- _Data provided_:

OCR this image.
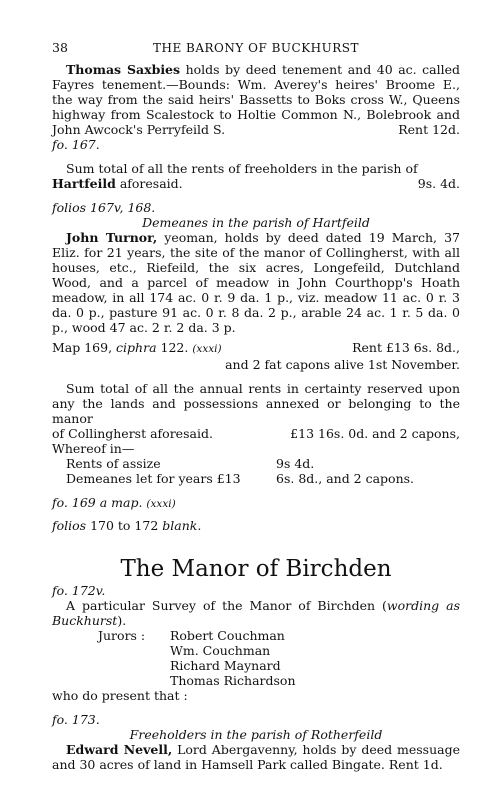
38	THE BARONY OF BUCKHURST

Thomas Saxbies holds by deed tenement and 40 ac. called Fayres tenement.—Bounds: Wm. Averey's heires' Broome E., the way from the said heirs' Bassetts to Boks cross W., Queens highway from Scalestock to Holtie Common N., Bolebrook and John Awcock's Perryfeild S.	Rent 12d.

fo. 167.

Sum total of all the rents of freeholders in the parish of

Hartfeild aforesaid.	9s. 4d.

folios 167v, 168.

Demeanes in the parish of Hartfeild

John Turnor, yeoman, holds by deed dated 19 March, 37 Eliz. for 21 years, the site of the manor of Collingherst, with all houses, etc., Riefeild, the six acres, Longefeild, Dutchland Wood, and a parcel of meadow in John Courthopp's Hoath meadow, in all 174 ac. 0 r. 9 da. 1 p., viz. meadow 11 ac. 0 r. 3 da. 0 p., pasture 91 ac. 0 r. 8 da. 2 p., arable 24 ac. 1 r. 5 da. 0 p., wood 47 ac. 2 r. 2 da. 3 p.

Map 169, ciphra 122. (xxxi)	Rent £13 6s. 8d.,

and 2 fat capons alive 1st November.

Sum total of all the annual rents in certainty reserved upon any the lands and possessions annexed or belonging to the manor

of Collingherst aforesaid.	£13 16s. 0d. and 2 capons,

Whereof in—

Rents of assize	9s 4d.
Demeanes let for years £13	6s. 8d., and 2 capons.

fo. 169 a map. (xxxi)

folios 170 to 172 blank.

The Manor of Birchden

fo. 172v.

A particular Survey of the Manor of Birchden (wording as Buckhurst).

Jurors :	Robert Couchman
Wm. Couchman
Richard Maynard
Thomas Richardson

who do present that :

fo. 173.

Freeholders in the parish of Rotherfeild

Edward Nevell, Lord Abergavenny, holds by deed messuage and 30 acres of land in Hamsell Park called Bingate. Rent 1d.
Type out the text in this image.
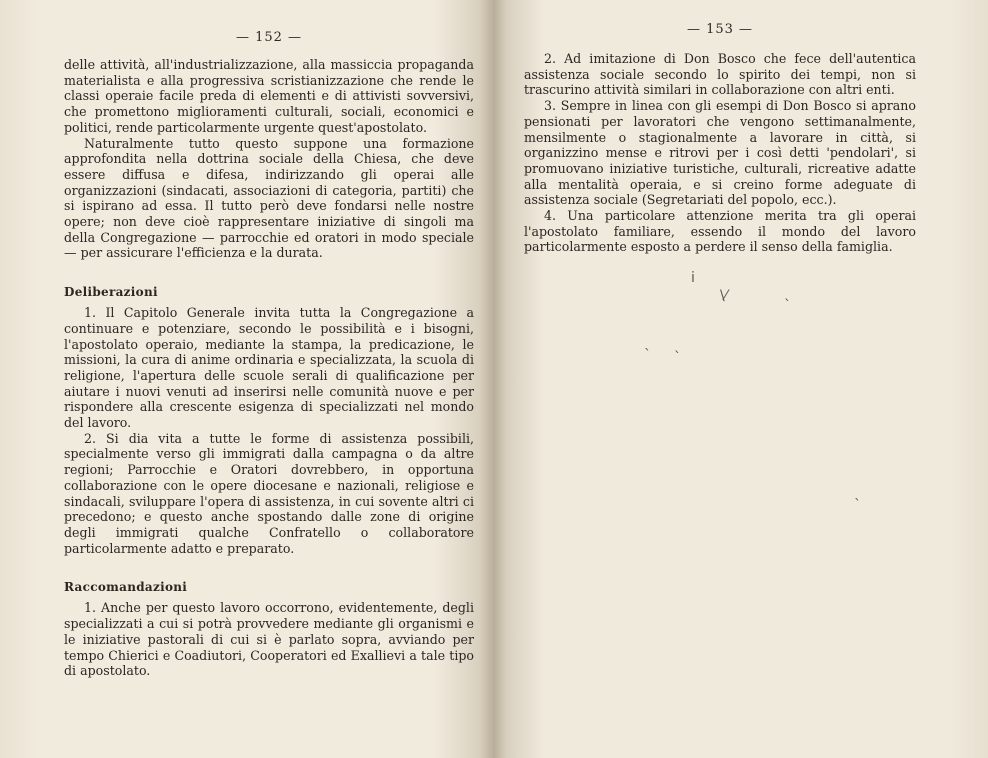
— 152 —

delle attività, all'industrializzazione, alla massiccia propaganda materialista e alla progressiva scristianizzazione che rende le classi operaie facile preda di elementi e di attivisti sovversivi, che promettono miglioramenti culturali, sociali, economici e politici, rende particolarmente urgente quest'apostolato.

Naturalmente tutto questo suppone una formazione approfondita nella dottrina sociale della Chiesa, che deve essere diffusa e difesa, indirizzando gli operai alle organizzazioni (sindacati, associazioni di categoria, partiti) che si ispirano ad essa. Il tutto però deve fondarsi nelle nostre opere; non deve cioè rappresentare iniziative di singoli ma della Congregazione — parrocchie ed oratori in modo speciale — per assicurare l'efficienza e la durata.

Deliberazioni

1. Il Capitolo Generale invita tutta la Congregazione a continuare e potenziare, secondo le possibilità e i bisogni, l'apostolato operaio, mediante la stampa, la predicazione, le missioni, la cura di anime ordinaria e specializzata, la scuola di religione, l'apertura delle scuole serali di qualificazione per aiutare i nuovi venuti ad inserirsi nelle comunità nuove e per rispondere alla crescente esigenza di specializzati nel mondo del lavoro.

2. Si dia vita a tutte le forme di assistenza possibili, specialmente verso gli immigrati dalla campagna o da altre regioni; Parrocchie e Oratori dovrebbero, in opportuna collaborazione con le opere diocesane e nazionali, religiose e sindacali, sviluppare l'opera di assistenza, in cui sovente altri ci precedono; e questo anche spostando dalle zone di origine degli immigrati qualche Confratello o collaboratore particolarmente adatto e preparato.

Raccomandazioni

1. Anche per questo lavoro occorrono, evidentemente, degli specializzati a cui si potrà provvedere mediante gli organismi e le iniziative pastorali di cui si è parlato sopra, avviando per tempo Chierici e Coadiutori, Cooperatori ed Exallievi a tale tipo di apostolato.

— 153 —

2. Ad imitazione di Don Bosco che fece dell'autentica assistenza sociale secondo lo spirito dei tempi, non si trascurino attività similari in collaborazione con altri enti.

3. Sempre in linea con gli esempi di Don Bosco si aprano pensionati per lavoratori che vengono settimanalmente, mensilmente o stagionalmente a lavorare in città, si organizzino mense e ritrovi per i così detti 'pendolari', si promuovano iniziative turistiche, culturali, ricreative adatte alla mentalità operaia, e si creino forme adeguate di assistenza sociale (Segretariati del popolo, ecc.).

4. Una particolare attenzione merita tra gli operai l'apostolato familiare, essendo il mondo del lavoro particolarmente esposto a perdere il senso della famiglia.

ⅰ
\⁄
ˋ
ˎ
ˋ
ˎ
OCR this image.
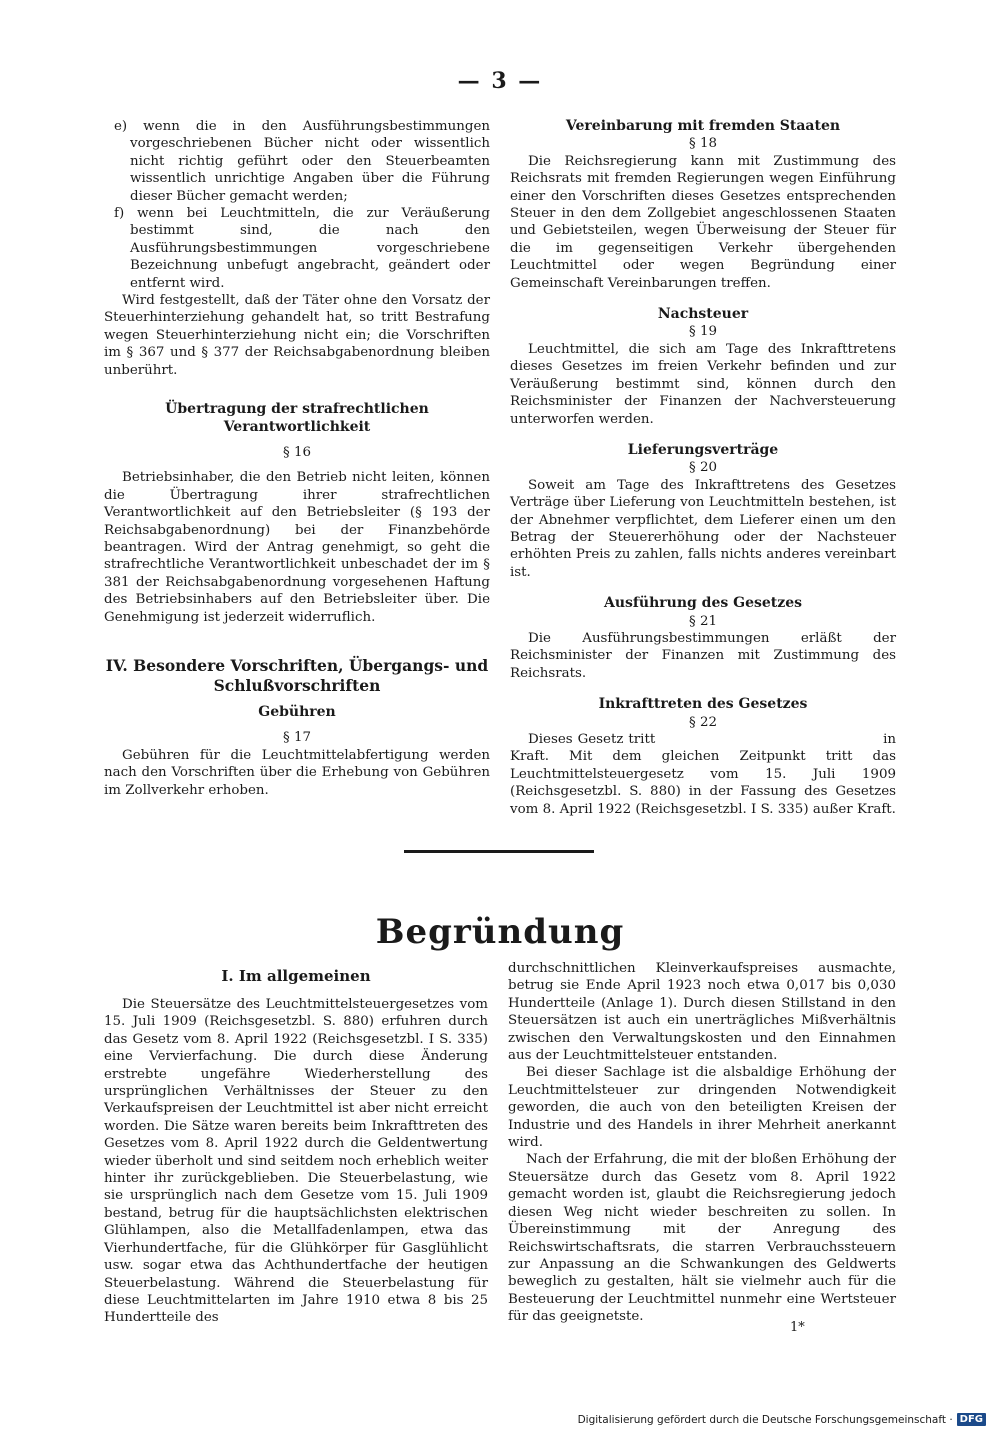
— 3 —

e) wenn die in den Ausführungsbestimmungen vorgeschriebenen Bücher nicht oder wissentlich nicht richtig geführt oder den Steuerbeamten wissentlich unrichtige Angaben über die Führung dieser Bücher gemacht werden;

f) wenn bei Leuchtmitteln, die zur Veräußerung bestimmt sind, die nach den Ausführungsbestimmungen vorgeschriebene Bezeichnung unbefugt angebracht, geändert oder entfernt wird.

Wird festgestellt, daß der Täter ohne den Vorsatz der Steuerhinterziehung gehandelt hat, so tritt Bestrafung wegen Steuerhinterziehung nicht ein; die Vorschriften im § 367 und § 377 der Reichsabgabenordnung bleiben unberührt.

Übertragung der strafrechtlichen Verantwortlichkeit

§ 16

Betriebsinhaber, die den Betrieb nicht leiten, können die Übertragung ihrer strafrechtlichen Verantwortlichkeit auf den Betriebsleiter (§ 193 der Reichsabgabenordnung) bei der Finanzbehörde beantragen. Wird der Antrag genehmigt, so geht die strafrechtliche Verantwortlichkeit unbeschadet der im § 381 der Reichsabgabenordnung vorgesehenen Haftung des Betriebsinhabers auf den Betriebsleiter über. Die Genehmigung ist jederzeit widerruflich.

IV. Besondere Vorschriften, Übergangs- und

Schlußvorschriften

Gebühren

§ 17

Gebühren für die Leuchtmittelabfertigung werden nach den Vorschriften über die Erhebung von Gebühren im Zollverkehr erhoben.

Vereinbarung mit fremden Staaten

§ 18

Die Reichsregierung kann mit Zustimmung des Reichsrats mit fremden Regierungen wegen Einführung einer den Vorschriften dieses Gesetzes entsprechenden Steuer in den dem Zollgebiet angeschlossenen Staaten und Gebietsteilen, wegen Überweisung der Steuer für die im gegenseitigen Verkehr übergehenden Leuchtmittel oder wegen Begründung einer Gemeinschaft Vereinbarungen treffen.

Nachsteuer

§ 19

Leuchtmittel, die sich am Tage des Inkrafttretens dieses Gesetzes im freien Verkehr befinden und zur Veräußerung bestimmt sind, können durch den Reichsminister der Finanzen der Nachversteuerung unterworfen werden.

Lieferungsverträge

§ 20

Soweit am Tage des Inkrafttretens des Gesetzes Verträge über Lieferung von Leuchtmitteln bestehen, ist der Abnehmer verpflichtet, dem Lieferer einen um den Betrag der Steuererhöhung oder der Nachsteuer erhöhten Preis zu zahlen, falls nichts anderes vereinbart ist.

Ausführung des Gesetzes

§ 21

Die Ausführungsbestimmungen erläßt der Reichsminister der Finanzen mit Zustimmung des Reichsrats.

Inkrafttreten des Gesetzes

§ 22

Dieses Gesetz tritt                                              in Kraft. Mit dem gleichen Zeitpunkt tritt das Leuchtmittelsteuergesetz vom 15. Juli 1909 (Reichsgesetzbl. S. 880) in der Fassung des Gesetzes vom 8. April 1922 (Reichsgesetzbl. I S. 335) außer Kraft.

Begründung

I. Im allgemeinen

Die Steuersätze des Leuchtmittelsteuergesetzes vom 15. Juli 1909 (Reichsgesetzbl. S. 880) erfuhren durch das Gesetz vom 8. April 1922 (Reichsgesetzbl. I S. 335) eine Vervierfachung. Die durch diese Änderung erstrebte ungefähre Wiederherstellung des ursprünglichen Verhältnisses der Steuer zu den Verkaufspreisen der Leuchtmittel ist aber nicht erreicht worden. Die Sätze waren bereits beim Inkrafttreten des Gesetzes vom 8. April 1922 durch die Geldentwertung wieder überholt und sind seitdem noch erheblich weiter hinter ihr zurückgeblieben. Die Steuerbelastung, wie sie ursprünglich nach dem Gesetze vom 15. Juli 1909 bestand, betrug für die hauptsächlichsten elektrischen Glühlampen, also die Metallfadenlampen, etwa das Vierhundertfache, für die Glühkörper für Gasglühlicht usw. sogar etwa das Achthundertfache der heutigen Steuerbelastung. Während die Steuerbelastung für diese Leuchtmittelarten im Jahre 1910 etwa 8 bis 25 Hundertteile des

durchschnittlichen Kleinverkaufspreises ausmachte, betrug sie Ende April 1923 noch etwa 0,017 bis 0,030 Hundertteile (Anlage 1). Durch diesen Stillstand in den Steuersätzen ist auch ein unerträgliches Mißverhältnis zwischen den Verwaltungskosten und den Einnahmen aus der Leuchtmittelsteuer entstanden.

Bei dieser Sachlage ist die alsbaldige Erhöhung der Leuchtmittelsteuer zur dringenden Notwendigkeit geworden, die auch von den beteiligten Kreisen der Industrie und des Handels in ihrer Mehrheit anerkannt wird.

Nach der Erfahrung, die mit der bloßen Erhöhung der Steuersätze durch das Gesetz vom 8. April 1922 gemacht worden ist, glaubt die Reichsregierung jedoch diesen Weg nicht wieder beschreiten zu sollen. In Übereinstimmung mit der Anregung des Reichswirtschaftsrats, die starren Verbrauchssteuern zur Anpassung an die Schwankungen des Geldwerts beweglich zu gestalten, hält sie vielmehr auch für die Besteuerung der Leuchtmittel nunmehr eine Wertsteuer für das geeignetste.

1*
Digitalisierung gefördert durch die Deutsche Forschungsgemeinschaft · DFG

- _Request_:
Which lines include the word "Zustimmung"? List them all.

- _Full response_:
Die Reichsregierung kann mit Zustimmung des Reichsrats mit fremden Regierungen wegen Einführung einer den Vorschriften dieses Gesetzes entsprechenden Steuer in den dem Zollgebiet angeschlossenen Staaten und Gebietsteilen, wegen Überweisung der Steuer für die im gegenseitigen Verkehr übergehenden Leuchtmittel oder wegen Begründung einer Gemeinschaft Vereinbarungen treffen.
Die Ausführungsbestimmungen erläßt der Reichsminister der Finanzen mit Zustimmung des Reichsrats.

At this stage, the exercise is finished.